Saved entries

== == ==

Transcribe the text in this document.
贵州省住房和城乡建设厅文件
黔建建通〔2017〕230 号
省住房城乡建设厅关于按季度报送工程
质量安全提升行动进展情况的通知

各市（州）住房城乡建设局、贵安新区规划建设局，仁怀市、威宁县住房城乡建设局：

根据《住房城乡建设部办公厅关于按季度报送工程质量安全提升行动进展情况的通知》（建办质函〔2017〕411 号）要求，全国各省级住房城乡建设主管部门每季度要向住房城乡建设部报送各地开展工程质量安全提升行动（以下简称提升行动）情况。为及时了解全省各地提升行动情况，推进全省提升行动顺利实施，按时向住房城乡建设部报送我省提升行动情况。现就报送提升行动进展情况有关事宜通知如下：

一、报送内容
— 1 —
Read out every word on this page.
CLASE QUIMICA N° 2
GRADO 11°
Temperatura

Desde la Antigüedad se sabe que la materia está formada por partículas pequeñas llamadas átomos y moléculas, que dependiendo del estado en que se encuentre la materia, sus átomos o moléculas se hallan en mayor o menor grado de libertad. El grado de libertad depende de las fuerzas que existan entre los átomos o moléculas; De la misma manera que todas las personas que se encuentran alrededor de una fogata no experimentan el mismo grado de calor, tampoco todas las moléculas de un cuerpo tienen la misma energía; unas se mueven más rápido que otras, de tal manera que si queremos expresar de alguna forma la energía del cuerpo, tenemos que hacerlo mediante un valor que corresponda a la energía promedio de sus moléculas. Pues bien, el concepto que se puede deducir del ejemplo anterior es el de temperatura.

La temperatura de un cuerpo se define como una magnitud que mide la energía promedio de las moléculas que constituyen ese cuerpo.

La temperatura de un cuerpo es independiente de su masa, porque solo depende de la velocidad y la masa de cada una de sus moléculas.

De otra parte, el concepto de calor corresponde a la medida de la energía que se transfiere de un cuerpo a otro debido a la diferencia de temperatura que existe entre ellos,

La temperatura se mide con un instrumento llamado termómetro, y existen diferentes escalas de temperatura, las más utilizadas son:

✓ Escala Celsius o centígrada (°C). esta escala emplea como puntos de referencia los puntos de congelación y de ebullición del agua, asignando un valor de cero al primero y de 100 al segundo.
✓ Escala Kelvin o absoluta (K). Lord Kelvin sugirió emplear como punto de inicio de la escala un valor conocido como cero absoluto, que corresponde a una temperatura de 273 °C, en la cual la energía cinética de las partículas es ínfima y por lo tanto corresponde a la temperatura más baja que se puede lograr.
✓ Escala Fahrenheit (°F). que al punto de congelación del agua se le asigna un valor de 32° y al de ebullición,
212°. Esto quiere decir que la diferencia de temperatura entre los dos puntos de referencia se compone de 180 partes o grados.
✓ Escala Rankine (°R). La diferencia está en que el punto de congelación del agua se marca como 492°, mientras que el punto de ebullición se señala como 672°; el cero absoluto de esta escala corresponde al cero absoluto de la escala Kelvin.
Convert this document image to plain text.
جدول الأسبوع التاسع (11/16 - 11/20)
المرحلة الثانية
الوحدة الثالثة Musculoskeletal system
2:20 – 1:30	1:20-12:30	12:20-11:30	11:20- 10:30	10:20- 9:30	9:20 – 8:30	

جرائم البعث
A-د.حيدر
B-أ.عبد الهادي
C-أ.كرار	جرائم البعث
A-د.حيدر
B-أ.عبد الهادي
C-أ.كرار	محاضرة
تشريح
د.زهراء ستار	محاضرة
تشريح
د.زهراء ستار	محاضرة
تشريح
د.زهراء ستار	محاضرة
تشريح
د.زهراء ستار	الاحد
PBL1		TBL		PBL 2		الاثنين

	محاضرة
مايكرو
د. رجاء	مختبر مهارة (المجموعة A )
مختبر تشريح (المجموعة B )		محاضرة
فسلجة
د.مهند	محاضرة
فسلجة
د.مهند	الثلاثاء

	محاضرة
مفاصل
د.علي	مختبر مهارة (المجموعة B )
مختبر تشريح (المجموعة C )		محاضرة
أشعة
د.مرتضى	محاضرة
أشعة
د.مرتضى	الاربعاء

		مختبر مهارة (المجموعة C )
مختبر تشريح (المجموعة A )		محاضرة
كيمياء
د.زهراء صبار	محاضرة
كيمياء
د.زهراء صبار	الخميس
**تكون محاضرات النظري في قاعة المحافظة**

== == ==

Brief
Copy out each line in the preceding records that contains "ebullición".

Reply
✓ Escala Celsius o centígrada (°C). esta escala emplea como puntos de referencia los puntos de congelación y de ebullición del agua, asignando un valor de cero al primero y de 100 al segundo.
✓ Escala Fahrenheit (°F). que al punto de congelación del agua se le asigna un valor de 32° y al de ebullición,
✓ Escala Rankine (°R). La diferencia está en que el punto de congelación del agua se marca como 492°, mientras que el punto de ebullición se señala como 672°; el cero absoluto de esta escala corresponde al cero absoluto de la escala Kelvin.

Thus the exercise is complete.